-- Start Provided material --

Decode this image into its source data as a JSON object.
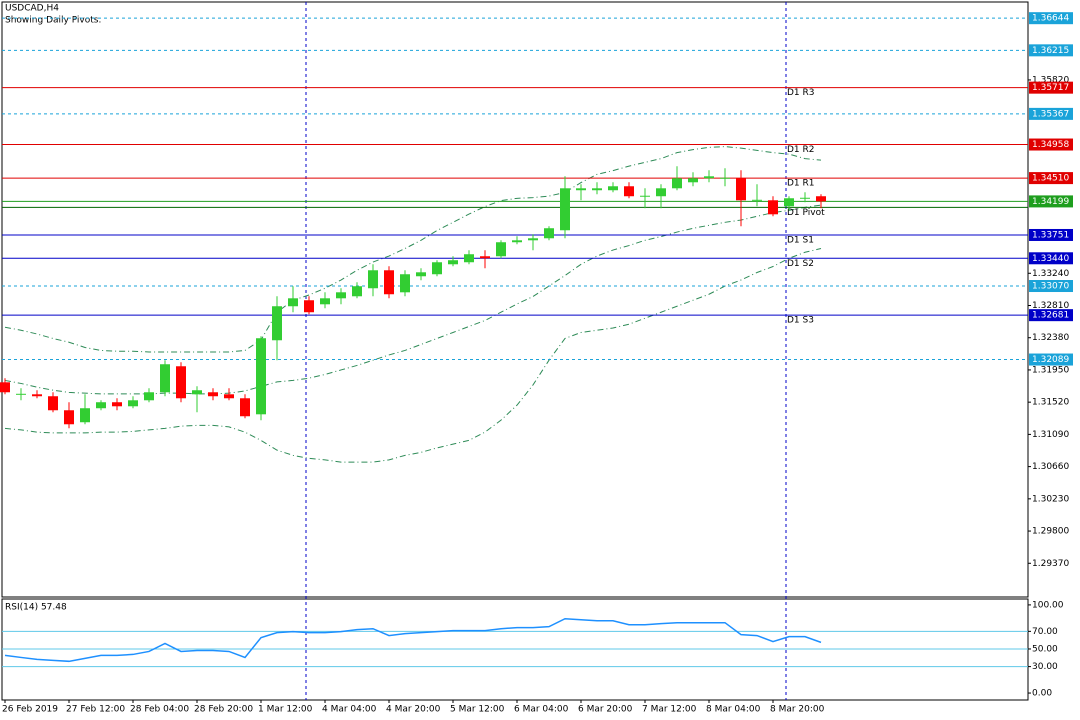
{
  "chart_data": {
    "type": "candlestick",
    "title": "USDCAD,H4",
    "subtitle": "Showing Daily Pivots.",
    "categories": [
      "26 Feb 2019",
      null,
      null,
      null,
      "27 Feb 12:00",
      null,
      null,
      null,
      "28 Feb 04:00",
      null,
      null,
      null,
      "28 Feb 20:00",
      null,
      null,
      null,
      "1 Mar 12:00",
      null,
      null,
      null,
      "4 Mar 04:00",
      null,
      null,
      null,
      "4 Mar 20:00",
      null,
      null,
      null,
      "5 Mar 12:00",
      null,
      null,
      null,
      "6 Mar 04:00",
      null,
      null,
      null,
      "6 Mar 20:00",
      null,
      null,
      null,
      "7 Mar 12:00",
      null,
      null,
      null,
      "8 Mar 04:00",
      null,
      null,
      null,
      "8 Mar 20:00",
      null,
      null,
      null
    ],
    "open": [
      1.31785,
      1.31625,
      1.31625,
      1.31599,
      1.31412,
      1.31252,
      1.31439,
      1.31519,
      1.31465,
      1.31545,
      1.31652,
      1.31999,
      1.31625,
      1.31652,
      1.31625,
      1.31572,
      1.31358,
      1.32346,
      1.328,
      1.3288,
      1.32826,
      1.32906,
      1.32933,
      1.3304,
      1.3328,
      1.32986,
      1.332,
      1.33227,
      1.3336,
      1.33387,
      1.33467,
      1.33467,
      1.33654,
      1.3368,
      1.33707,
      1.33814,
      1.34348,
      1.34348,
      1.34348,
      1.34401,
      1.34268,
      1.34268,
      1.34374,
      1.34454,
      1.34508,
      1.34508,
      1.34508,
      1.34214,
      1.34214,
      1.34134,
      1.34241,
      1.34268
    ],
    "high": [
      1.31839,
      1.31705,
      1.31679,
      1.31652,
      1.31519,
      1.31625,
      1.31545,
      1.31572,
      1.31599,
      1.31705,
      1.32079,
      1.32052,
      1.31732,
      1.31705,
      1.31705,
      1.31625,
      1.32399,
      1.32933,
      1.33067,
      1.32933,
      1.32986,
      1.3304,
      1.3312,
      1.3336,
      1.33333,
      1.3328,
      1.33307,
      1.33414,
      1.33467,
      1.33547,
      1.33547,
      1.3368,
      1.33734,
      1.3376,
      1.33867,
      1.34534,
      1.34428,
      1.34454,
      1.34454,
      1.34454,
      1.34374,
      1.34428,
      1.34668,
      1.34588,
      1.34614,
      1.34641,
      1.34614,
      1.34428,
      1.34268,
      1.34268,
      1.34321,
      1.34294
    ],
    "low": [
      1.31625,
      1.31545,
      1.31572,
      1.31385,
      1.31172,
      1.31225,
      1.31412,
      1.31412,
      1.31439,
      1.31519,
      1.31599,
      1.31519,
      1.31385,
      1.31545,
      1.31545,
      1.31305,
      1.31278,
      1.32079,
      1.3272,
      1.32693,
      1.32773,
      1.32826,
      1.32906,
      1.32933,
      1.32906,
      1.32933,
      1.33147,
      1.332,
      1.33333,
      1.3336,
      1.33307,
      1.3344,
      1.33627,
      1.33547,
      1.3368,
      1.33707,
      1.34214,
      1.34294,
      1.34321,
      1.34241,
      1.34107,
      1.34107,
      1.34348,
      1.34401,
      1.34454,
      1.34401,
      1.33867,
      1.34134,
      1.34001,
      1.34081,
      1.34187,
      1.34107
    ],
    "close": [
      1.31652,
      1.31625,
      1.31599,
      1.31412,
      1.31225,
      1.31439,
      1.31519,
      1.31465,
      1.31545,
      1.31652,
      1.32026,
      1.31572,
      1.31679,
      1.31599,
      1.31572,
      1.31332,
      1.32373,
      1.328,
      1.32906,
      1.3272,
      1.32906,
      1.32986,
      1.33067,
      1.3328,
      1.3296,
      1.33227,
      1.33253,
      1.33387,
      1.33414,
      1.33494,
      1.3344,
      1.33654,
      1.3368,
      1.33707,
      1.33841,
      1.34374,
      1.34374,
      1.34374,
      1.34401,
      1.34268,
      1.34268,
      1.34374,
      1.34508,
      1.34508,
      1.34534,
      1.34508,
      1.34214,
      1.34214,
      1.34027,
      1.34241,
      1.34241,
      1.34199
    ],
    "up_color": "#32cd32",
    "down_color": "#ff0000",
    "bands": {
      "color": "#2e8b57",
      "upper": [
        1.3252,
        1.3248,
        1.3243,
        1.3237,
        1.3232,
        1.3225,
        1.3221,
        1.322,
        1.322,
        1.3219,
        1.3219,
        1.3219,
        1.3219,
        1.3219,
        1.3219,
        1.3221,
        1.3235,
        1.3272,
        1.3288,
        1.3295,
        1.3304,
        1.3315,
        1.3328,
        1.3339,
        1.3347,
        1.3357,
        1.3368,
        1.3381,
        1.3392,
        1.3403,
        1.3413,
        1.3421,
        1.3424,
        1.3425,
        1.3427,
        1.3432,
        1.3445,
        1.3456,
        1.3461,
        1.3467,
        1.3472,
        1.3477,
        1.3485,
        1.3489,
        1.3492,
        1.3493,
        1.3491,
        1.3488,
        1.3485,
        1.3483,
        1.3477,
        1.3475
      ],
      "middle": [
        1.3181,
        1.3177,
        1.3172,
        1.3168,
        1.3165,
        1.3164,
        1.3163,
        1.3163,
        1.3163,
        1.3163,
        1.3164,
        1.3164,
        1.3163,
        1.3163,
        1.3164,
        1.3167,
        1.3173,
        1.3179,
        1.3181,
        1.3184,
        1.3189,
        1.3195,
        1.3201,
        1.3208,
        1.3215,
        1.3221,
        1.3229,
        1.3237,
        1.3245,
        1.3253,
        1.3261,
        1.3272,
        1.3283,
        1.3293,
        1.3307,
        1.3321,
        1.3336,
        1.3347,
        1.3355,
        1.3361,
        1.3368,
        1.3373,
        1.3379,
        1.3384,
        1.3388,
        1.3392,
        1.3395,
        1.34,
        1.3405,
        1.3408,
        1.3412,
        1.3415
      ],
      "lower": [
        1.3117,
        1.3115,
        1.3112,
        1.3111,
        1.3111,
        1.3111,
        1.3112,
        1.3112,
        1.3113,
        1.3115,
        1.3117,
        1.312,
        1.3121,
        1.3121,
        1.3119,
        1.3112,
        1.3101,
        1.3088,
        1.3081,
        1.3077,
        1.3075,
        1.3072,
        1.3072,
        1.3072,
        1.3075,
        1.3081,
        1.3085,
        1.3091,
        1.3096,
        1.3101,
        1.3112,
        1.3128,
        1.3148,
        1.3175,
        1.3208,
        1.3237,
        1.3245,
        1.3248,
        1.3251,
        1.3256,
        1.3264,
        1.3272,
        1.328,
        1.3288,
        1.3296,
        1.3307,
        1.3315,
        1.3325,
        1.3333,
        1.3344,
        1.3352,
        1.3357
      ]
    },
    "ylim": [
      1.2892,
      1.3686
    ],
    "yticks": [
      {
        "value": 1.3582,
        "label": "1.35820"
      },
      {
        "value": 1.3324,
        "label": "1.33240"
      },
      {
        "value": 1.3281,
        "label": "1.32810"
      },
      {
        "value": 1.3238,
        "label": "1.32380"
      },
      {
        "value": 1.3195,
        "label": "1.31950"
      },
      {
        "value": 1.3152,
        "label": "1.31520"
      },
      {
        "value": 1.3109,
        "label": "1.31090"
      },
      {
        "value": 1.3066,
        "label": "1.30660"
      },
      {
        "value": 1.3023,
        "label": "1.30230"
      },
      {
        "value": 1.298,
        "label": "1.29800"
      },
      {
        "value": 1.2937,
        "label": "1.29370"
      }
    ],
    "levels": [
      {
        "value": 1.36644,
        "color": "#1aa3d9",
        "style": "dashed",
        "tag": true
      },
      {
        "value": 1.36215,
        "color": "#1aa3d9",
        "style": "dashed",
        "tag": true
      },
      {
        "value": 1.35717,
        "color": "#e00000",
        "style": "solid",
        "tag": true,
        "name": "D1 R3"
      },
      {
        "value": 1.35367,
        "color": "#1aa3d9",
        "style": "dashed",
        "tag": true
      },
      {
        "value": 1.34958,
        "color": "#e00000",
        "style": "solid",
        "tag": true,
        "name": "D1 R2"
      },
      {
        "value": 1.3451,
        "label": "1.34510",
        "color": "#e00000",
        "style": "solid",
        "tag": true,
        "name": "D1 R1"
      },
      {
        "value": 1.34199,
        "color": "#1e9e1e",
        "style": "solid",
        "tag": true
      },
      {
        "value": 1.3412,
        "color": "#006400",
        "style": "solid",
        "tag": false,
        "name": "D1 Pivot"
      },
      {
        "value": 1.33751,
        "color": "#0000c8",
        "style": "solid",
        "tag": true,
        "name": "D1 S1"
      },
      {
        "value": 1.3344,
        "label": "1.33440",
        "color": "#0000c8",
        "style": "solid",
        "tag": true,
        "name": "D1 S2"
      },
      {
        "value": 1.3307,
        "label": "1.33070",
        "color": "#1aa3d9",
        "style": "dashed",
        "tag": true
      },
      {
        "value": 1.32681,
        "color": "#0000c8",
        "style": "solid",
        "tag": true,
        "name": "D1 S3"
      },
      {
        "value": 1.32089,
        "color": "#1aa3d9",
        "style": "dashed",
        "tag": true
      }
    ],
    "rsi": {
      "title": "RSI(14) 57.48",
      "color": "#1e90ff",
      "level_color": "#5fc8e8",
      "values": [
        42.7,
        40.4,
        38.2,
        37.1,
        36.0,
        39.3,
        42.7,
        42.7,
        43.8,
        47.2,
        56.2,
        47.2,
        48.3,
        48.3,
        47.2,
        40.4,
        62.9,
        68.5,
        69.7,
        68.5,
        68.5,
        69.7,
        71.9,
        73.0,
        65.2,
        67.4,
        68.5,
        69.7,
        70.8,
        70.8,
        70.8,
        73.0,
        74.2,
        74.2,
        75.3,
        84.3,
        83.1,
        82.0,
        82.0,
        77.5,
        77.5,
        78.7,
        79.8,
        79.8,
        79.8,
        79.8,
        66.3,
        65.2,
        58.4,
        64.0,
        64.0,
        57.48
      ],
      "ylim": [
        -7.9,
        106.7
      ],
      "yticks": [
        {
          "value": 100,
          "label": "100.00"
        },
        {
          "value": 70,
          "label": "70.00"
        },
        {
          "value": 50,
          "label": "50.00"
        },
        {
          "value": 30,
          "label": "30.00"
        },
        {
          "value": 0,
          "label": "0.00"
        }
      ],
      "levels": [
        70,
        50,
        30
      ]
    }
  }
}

-- End Provided material --

Aim of the exercise - Extract every line above that contains the word "name".

Completed exercise -
        "name": "D1 R3"
        "name": "D1 R2"
        "name": "D1 R1"
        "name": "D1 Pivot"
        "name": "D1 S1"
        "name": "D1 S2"
        "name": "D1 S3"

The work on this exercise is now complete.